**GOAL OF THE EXERCISE**
Leave out every picture, and return exactly the lines from the line containing "Transcribe this image's" through the end of the records below, both inclusive.

**Data entries for graphics**
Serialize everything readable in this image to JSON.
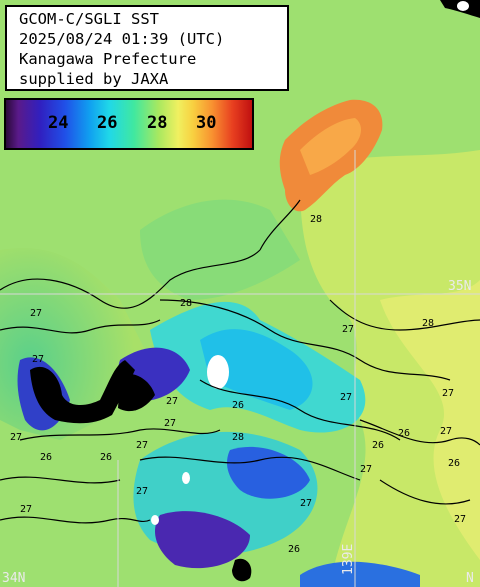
{
  "title": {
    "lines": [
      "GCOM-C/SGLI SST",
      "2025/08/24 01:39 (UTC)",
      "Kanagawa Prefecture",
      "supplied by JAXA"
    ]
  },
  "legend": {
    "ticks": [
      "24",
      "26",
      "28",
      "30"
    ]
  },
  "graticule": {
    "lat_35": "35N",
    "lat_34": "34N",
    "lon_139": "139E",
    "lon_right": "N"
  },
  "contours": {
    "labels": [
      "27",
      "27",
      "27",
      "26",
      "26",
      "27",
      "28",
      "28",
      "27",
      "28",
      "27",
      "27",
      "27",
      "26",
      "26",
      "27",
      "27",
      "26",
      "26",
      "27",
      "27",
      "26",
      "27",
      "27",
      "28",
      "27"
    ]
  },
  "colors": {
    "land": "#000000",
    "cloud": "#ffffff",
    "warm": "#f08a3a",
    "mid": "#7ed86a",
    "cool": "#28c8e0",
    "cold": "#3040c8",
    "coldest": "#5a1a8a"
  }
}
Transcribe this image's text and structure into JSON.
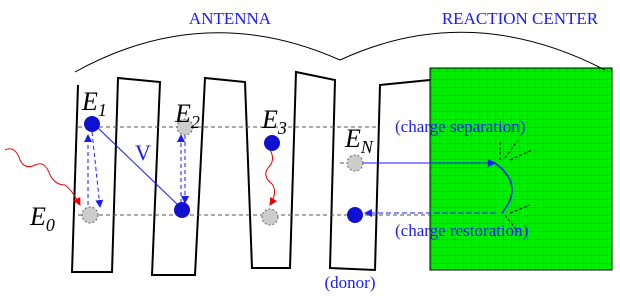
{
  "header": {
    "antenna": "ANTENNA",
    "reaction_center": "REACTION CENTER"
  },
  "levels": [
    {
      "symbol": "E",
      "subscript": "1"
    },
    {
      "symbol": "E",
      "subscript": "2"
    },
    {
      "symbol": "E",
      "subscript": "3"
    },
    {
      "symbol": "E",
      "subscript": "N"
    },
    {
      "symbol": "E",
      "subscript": "0"
    }
  ],
  "coupling": "V",
  "labels": {
    "separation": "(charge separation)",
    "restoration": "(charge restoration)",
    "donor": "(donor)"
  }
}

**OUTPUT OF THE TASK**
Transcribe this image's text and structure into JSON.
{
  "header": {
    "antenna": "ANTENNA",
    "reaction_center": "REACTION CENTER"
  },
  "levels": [
    {
      "symbol": "E",
      "subscript": "1"
    },
    {
      "symbol": "E",
      "subscript": "2"
    },
    {
      "symbol": "E",
      "subscript": "3"
    },
    {
      "symbol": "E",
      "subscript": "N"
    },
    {
      "symbol": "E",
      "subscript": "0"
    }
  ],
  "coupling": "V",
  "labels": {
    "separation": "(charge separation)",
    "restoration": "(charge restoration)",
    "donor": "(donor)"
  }
}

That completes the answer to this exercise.